PROBLEM DESCRIPTION: Report how many lines in the records below contain the word "Scan". Give only the number.

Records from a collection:
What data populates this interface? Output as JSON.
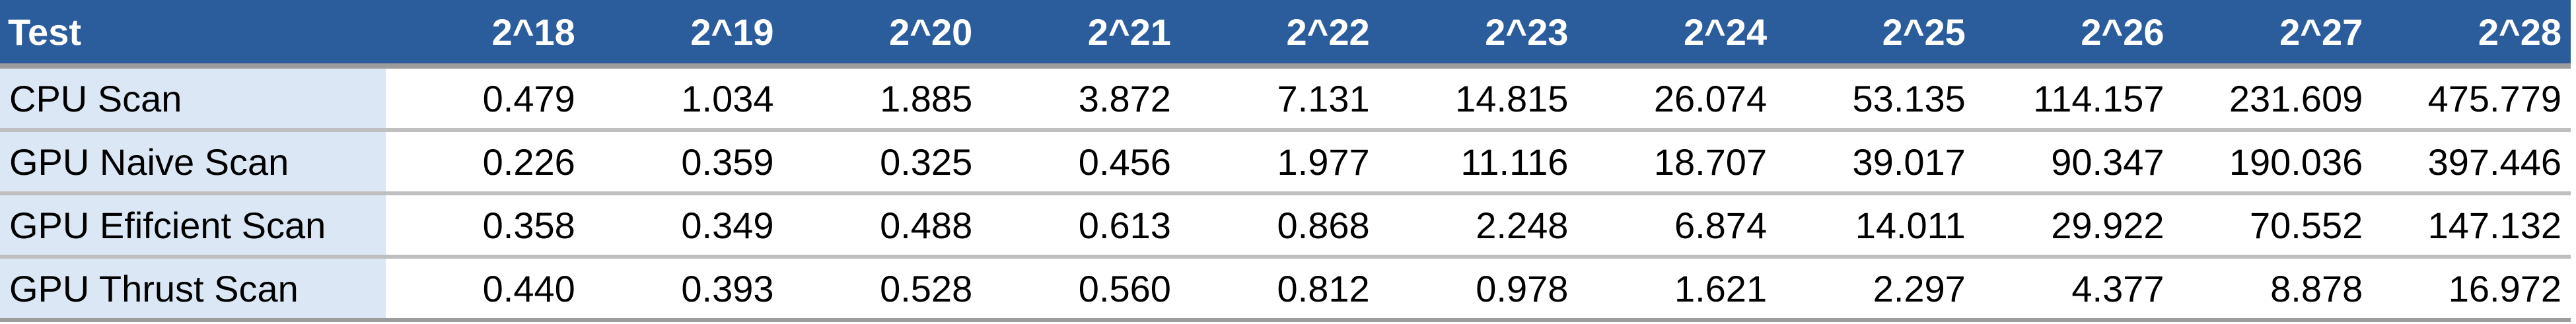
{
  "table": {
    "header": {
      "label": "Test",
      "columns": [
        "2^18",
        "2^19",
        "2^20",
        "2^21",
        "2^22",
        "2^23",
        "2^24",
        "2^25",
        "2^26",
        "2^27",
        "2^28"
      ]
    },
    "rows": [
      {
        "name": "CPU Scan",
        "values": [
          "0.479",
          "1.034",
          "1.885",
          "3.872",
          "7.131",
          "14.815",
          "26.074",
          "53.135",
          "114.157",
          "231.609",
          "475.779"
        ]
      },
      {
        "name": "GPU Naive Scan",
        "values": [
          "0.226",
          "0.359",
          "0.325",
          "0.456",
          "1.977",
          "11.116",
          "18.707",
          "39.017",
          "90.347",
          "190.036",
          "397.446"
        ]
      },
      {
        "name": "GPU Efifcient Scan",
        "values": [
          "0.358",
          "0.349",
          "0.488",
          "0.613",
          "0.868",
          "2.248",
          "6.874",
          "14.011",
          "29.922",
          "70.552",
          "147.132"
        ]
      },
      {
        "name": "GPU Thrust Scan",
        "values": [
          "0.440",
          "0.393",
          "0.528",
          "0.560",
          "0.812",
          "0.978",
          "1.621",
          "2.297",
          "4.377",
          "8.878",
          "16.972"
        ]
      }
    ],
    "colors": {
      "header_bg": "#2b5d9c",
      "header_text": "#ffffff",
      "label_cell_bg": "#dbe7f5",
      "row_divider": "#bfbfbf"
    }
  }
}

CORRECT OUTPUT: 4